### REQUIRED WORK
Copy every line of the listing below word for word, leaving out the pictures.

### Spatial layout listing
=-=-=-=-=

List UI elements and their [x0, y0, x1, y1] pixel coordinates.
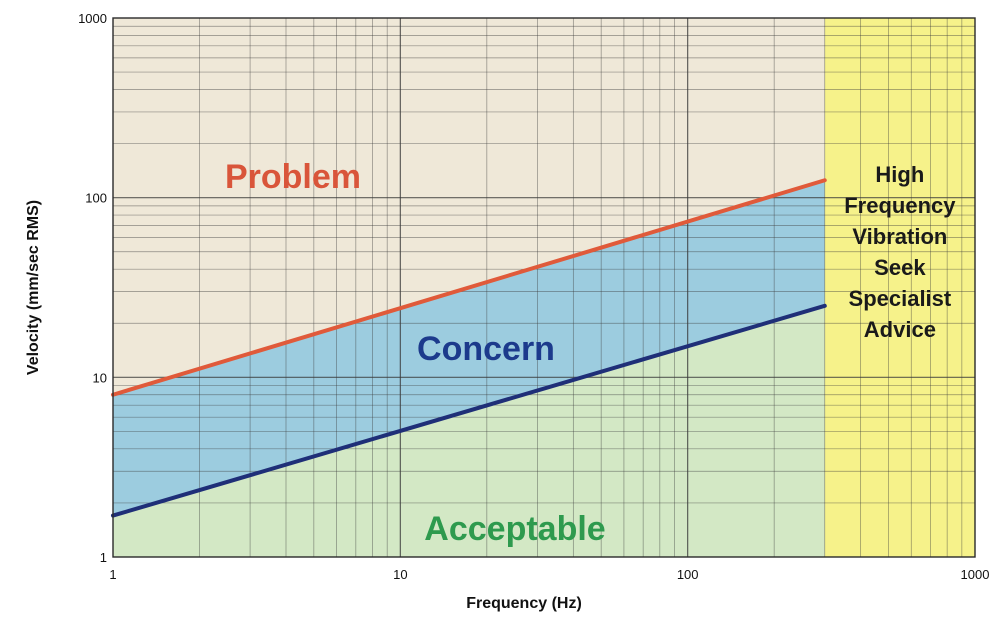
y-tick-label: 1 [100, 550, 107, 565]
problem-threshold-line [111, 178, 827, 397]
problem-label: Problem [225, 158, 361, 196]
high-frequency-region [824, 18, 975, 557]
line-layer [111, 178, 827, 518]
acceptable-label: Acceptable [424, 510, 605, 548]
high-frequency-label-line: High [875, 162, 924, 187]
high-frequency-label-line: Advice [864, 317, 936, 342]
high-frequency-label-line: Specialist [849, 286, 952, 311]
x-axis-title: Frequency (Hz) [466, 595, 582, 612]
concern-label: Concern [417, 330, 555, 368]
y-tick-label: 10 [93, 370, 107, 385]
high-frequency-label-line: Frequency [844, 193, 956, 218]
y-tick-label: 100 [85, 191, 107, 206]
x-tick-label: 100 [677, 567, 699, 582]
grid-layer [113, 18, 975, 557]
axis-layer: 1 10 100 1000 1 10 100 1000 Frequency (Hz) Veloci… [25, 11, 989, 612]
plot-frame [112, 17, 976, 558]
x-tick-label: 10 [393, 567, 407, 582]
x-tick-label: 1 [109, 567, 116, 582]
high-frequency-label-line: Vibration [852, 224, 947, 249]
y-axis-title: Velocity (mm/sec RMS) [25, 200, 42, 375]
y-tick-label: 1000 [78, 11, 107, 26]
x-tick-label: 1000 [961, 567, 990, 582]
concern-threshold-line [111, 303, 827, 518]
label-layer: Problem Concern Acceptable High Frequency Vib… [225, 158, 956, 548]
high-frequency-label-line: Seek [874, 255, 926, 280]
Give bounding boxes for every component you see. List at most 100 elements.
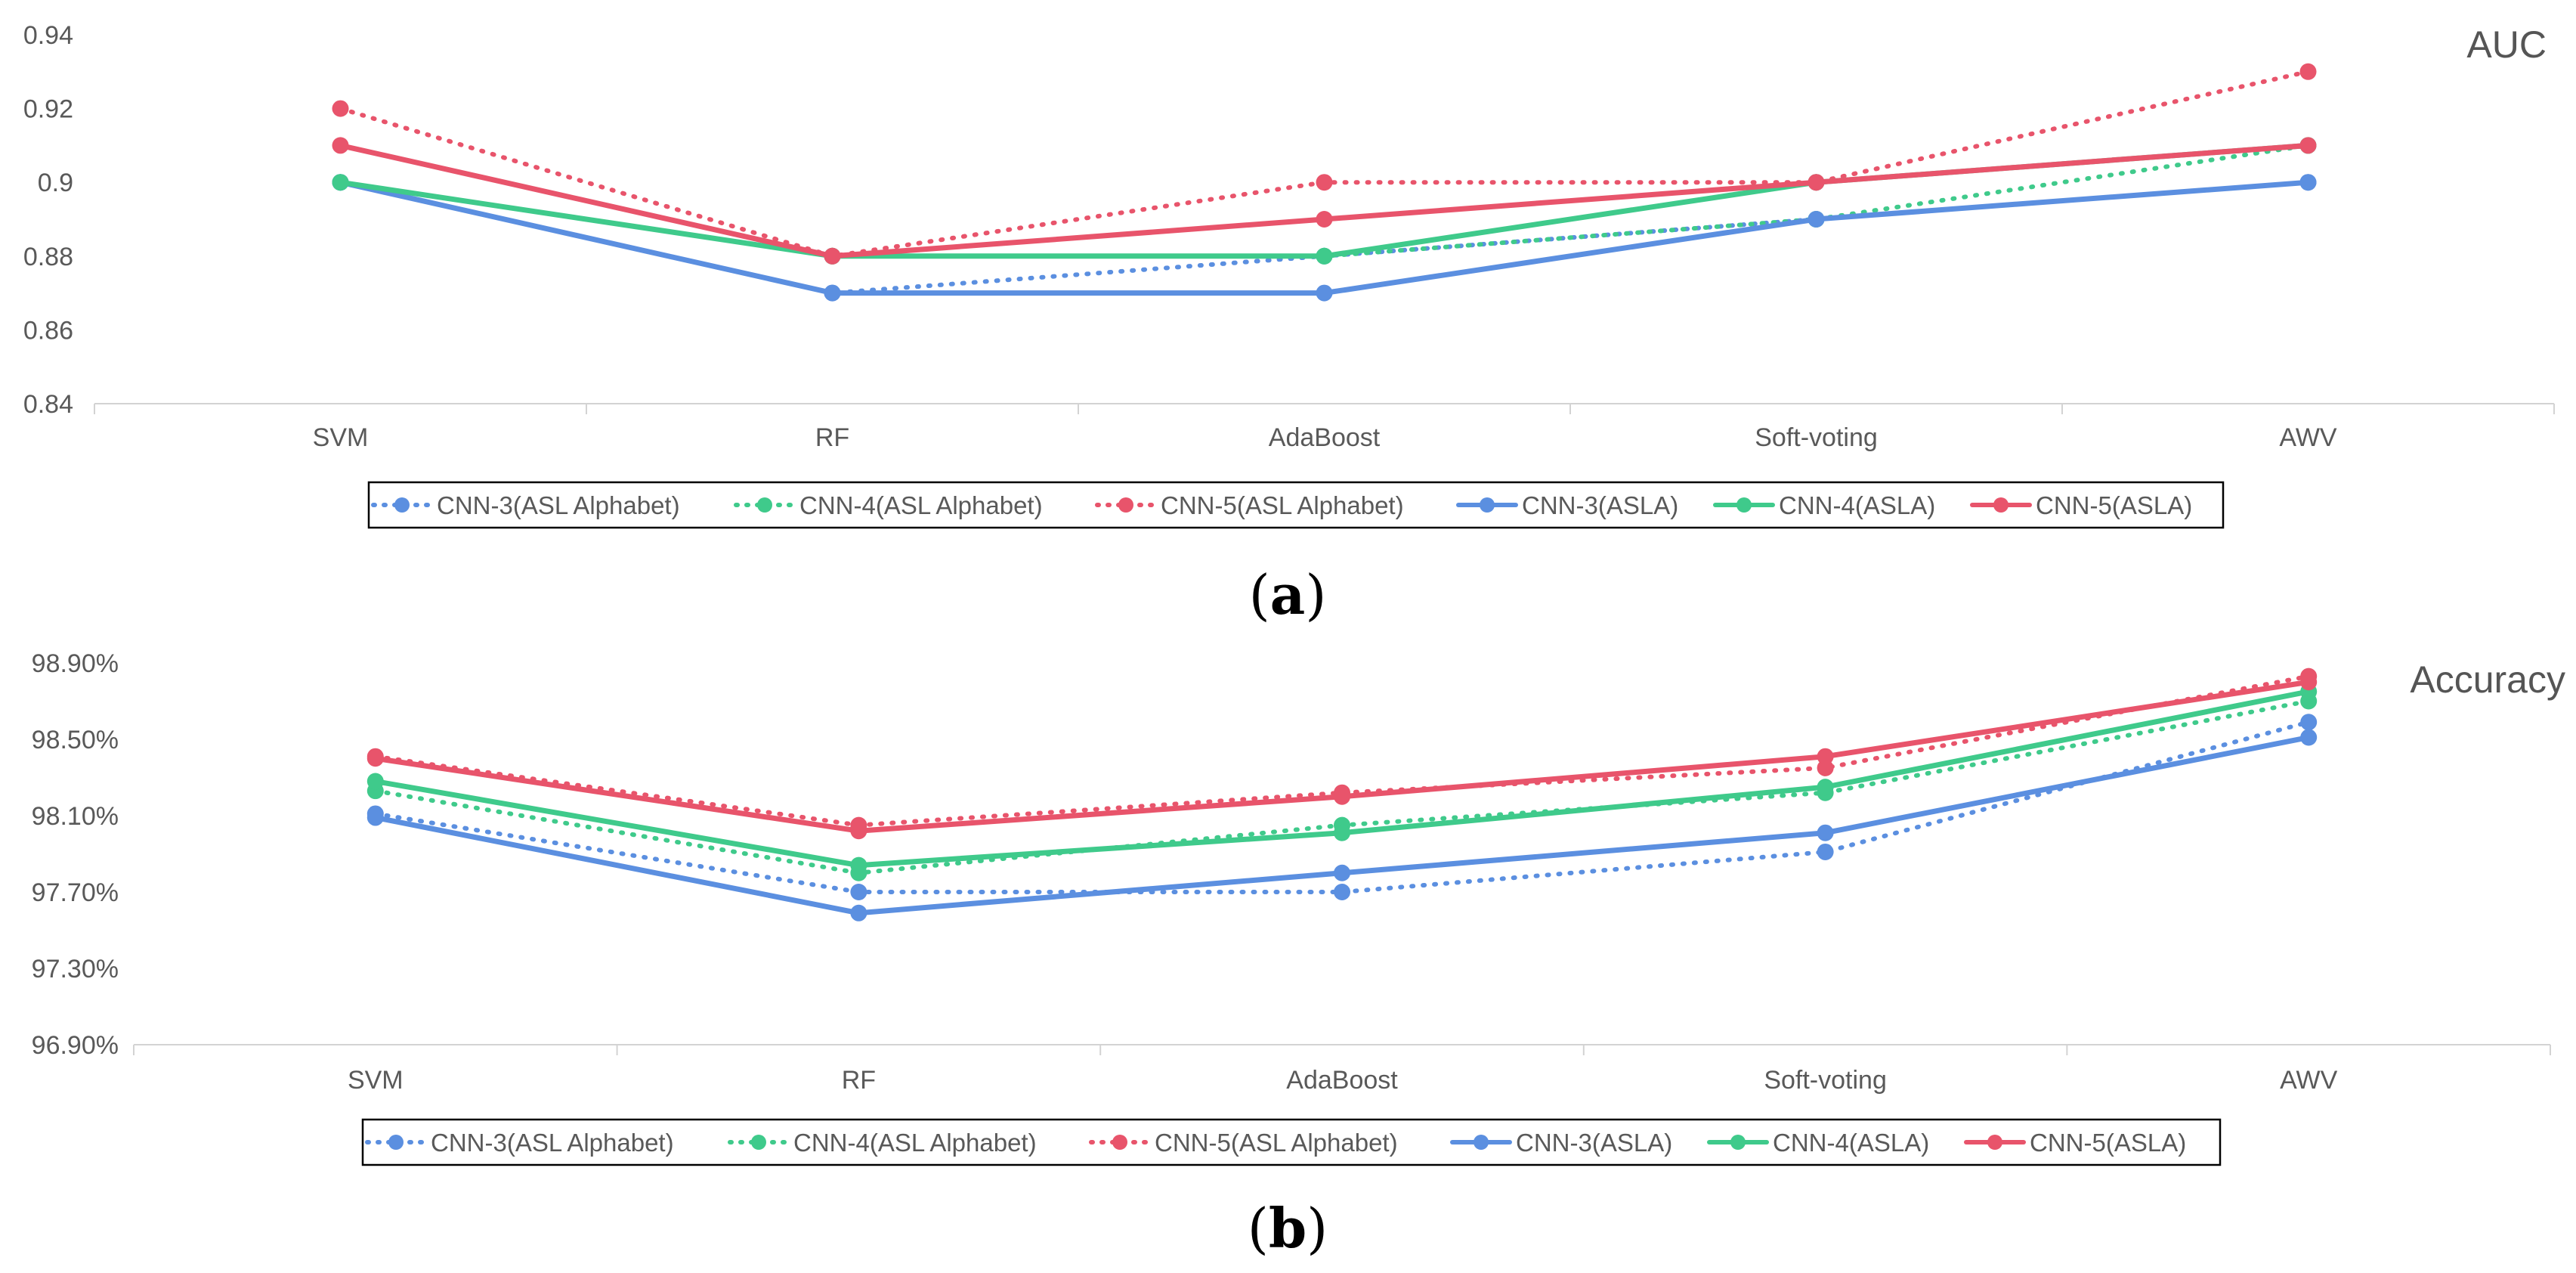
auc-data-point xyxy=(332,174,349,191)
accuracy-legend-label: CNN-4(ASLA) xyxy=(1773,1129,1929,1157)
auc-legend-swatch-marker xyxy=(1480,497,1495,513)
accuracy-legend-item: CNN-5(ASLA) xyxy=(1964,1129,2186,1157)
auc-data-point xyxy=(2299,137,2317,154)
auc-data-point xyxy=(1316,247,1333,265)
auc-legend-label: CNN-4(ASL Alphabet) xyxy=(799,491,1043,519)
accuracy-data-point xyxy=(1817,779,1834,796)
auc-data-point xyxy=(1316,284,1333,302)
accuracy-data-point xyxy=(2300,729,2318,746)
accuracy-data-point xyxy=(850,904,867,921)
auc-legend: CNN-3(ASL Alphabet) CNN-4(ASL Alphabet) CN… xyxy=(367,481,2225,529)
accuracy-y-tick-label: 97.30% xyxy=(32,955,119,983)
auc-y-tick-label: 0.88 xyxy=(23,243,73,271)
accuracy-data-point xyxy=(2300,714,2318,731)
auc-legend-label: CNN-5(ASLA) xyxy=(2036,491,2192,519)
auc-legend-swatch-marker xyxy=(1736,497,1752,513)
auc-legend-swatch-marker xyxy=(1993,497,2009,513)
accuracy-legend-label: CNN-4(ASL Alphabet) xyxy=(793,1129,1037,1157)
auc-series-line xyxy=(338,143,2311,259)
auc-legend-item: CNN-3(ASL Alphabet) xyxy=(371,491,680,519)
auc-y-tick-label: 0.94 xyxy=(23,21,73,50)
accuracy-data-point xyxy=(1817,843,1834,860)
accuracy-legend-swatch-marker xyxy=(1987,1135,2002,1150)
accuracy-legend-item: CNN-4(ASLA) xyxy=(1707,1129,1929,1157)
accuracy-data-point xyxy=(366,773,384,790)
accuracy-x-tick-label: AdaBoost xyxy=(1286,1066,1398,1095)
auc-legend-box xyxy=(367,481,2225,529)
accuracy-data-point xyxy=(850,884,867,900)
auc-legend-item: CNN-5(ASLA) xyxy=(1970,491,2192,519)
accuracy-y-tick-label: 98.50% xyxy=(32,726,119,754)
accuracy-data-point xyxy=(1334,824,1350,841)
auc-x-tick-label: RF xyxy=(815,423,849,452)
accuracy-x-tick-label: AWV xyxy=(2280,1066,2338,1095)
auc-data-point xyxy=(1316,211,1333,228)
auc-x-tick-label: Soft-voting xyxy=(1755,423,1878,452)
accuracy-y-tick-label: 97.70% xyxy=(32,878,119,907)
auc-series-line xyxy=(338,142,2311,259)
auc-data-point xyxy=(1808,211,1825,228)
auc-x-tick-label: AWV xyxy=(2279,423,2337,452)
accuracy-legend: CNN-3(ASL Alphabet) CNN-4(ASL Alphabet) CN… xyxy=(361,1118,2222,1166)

=-=-=-=-=

### SOLUTION FOR THIS PROBLEM
List UI elements and their [x0, y0, x1, y1] pixel coordinates.
y-tick-label: 1 [100, 550, 107, 565]
problem-threshold-line [111, 178, 827, 397]
problem-label: Problem [225, 158, 361, 196]
high-frequency-region [824, 18, 975, 557]
line-layer [111, 178, 827, 518]
acceptable-label: Acceptable [424, 510, 605, 548]
high-frequency-label-line: High [875, 162, 924, 187]
high-frequency-label-line: Advice [864, 317, 936, 342]
high-frequency-label-line: Specialist [849, 286, 952, 311]
x-axis-title: Frequency (Hz) [466, 595, 582, 612]
concern-label: Concern [417, 330, 555, 368]
y-tick-label: 10 [93, 370, 107, 385]
high-frequency-label-line: Frequency [844, 193, 956, 218]
y-tick-label: 100 [85, 191, 107, 206]
x-tick-label: 100 [677, 567, 699, 582]
grid-layer [113, 18, 975, 557]
axis-layer: 1 10 100 1000 1 10 100 1000 Frequency (Hz) Veloci… [25, 11, 989, 612]
plot-frame [112, 17, 976, 558]
x-tick-label: 10 [393, 567, 407, 582]
x-tick-label: 1 [109, 567, 116, 582]
high-frequency-label-line: Vibration [852, 224, 947, 249]
y-axis-title: Velocity (mm/sec RMS) [25, 200, 42, 375]
y-tick-label: 1000 [78, 11, 107, 26]
x-tick-label: 1000 [961, 567, 990, 582]
concern-threshold-line [111, 303, 827, 518]
label-layer: Problem Concern Acceptable High Frequency Vib… [225, 158, 956, 548]
high-frequency-label-line: Seek [874, 255, 926, 280]
Give bounding boxes for every component you see. List at most 100 elements.
auc-data-point xyxy=(332,174,349,191)
accuracy-legend-label: CNN-4(ASLA) xyxy=(1773,1129,1929,1157)
auc-legend-swatch-marker xyxy=(1480,497,1495,513)
accuracy-legend-item: CNN-5(ASLA) xyxy=(1964,1129,2186,1157)
auc-data-point xyxy=(2299,137,2317,154)
auc-data-point xyxy=(1316,247,1333,265)
auc-legend-label: CNN-4(ASL Alphabet) xyxy=(799,491,1043,519)
accuracy-data-point xyxy=(1817,779,1834,796)
auc-data-point xyxy=(1316,284,1333,302)
accuracy-data-point xyxy=(2300,729,2318,746)
accuracy-data-point xyxy=(850,904,867,921)
auc-legend: CNN-3(ASL Alphabet) CNN-4(ASL Alphabet) CN… xyxy=(367,481,2225,529)
accuracy-y-tick-label: 97.30% xyxy=(32,955,119,983)
auc-y-tick-label: 0.88 xyxy=(23,243,73,271)
accuracy-data-point xyxy=(2300,714,2318,731)
auc-legend-label: CNN-5(ASLA) xyxy=(2036,491,2192,519)
auc-legend-swatch-marker xyxy=(1736,497,1752,513)
auc-legend-swatch-marker xyxy=(1993,497,2009,513)
accuracy-legend-label: CNN-4(ASL Alphabet) xyxy=(793,1129,1037,1157)
auc-series-line xyxy=(338,143,2311,259)
auc-legend-item: CNN-3(ASL Alphabet) xyxy=(371,491,680,519)
auc-y-tick-label: 0.94 xyxy=(23,21,73,50)
accuracy-data-point xyxy=(1817,843,1834,860)
accuracy-legend-swatch-marker xyxy=(1987,1135,2002,1150)
accuracy-legend-item: CNN-4(ASLA) xyxy=(1707,1129,1929,1157)
accuracy-data-point xyxy=(366,773,384,790)
accuracy-x-tick-label: AdaBoost xyxy=(1286,1066,1398,1095)
auc-legend-box xyxy=(367,481,2225,529)
accuracy-data-point xyxy=(850,884,867,900)
auc-legend-item: CNN-5(ASLA) xyxy=(1970,491,2192,519)
accuracy-y-tick-label: 98.50% xyxy=(32,726,119,754)
accuracy-data-point xyxy=(1334,824,1350,841)
auc-x-tick-label: RF xyxy=(815,423,849,452)
accuracy-x-tick-label: AWV xyxy=(2280,1066,2338,1095)
auc-data-point xyxy=(1316,211,1333,228)
auc-x-tick-label: Soft-voting xyxy=(1755,423,1878,452)
accuracy-y-tick-label: 97.70% xyxy=(32,878,119,907)
auc-series-line xyxy=(338,142,2311,259)
auc-data-point xyxy=(1808,211,1825,228)
auc-x-tick-label: AWV xyxy=(2279,423,2337,452)
accuracy-legend: CNN-3(ASL Alphabet) CNN-4(ASL Alphabet) CN… xyxy=(361,1118,2222,1166)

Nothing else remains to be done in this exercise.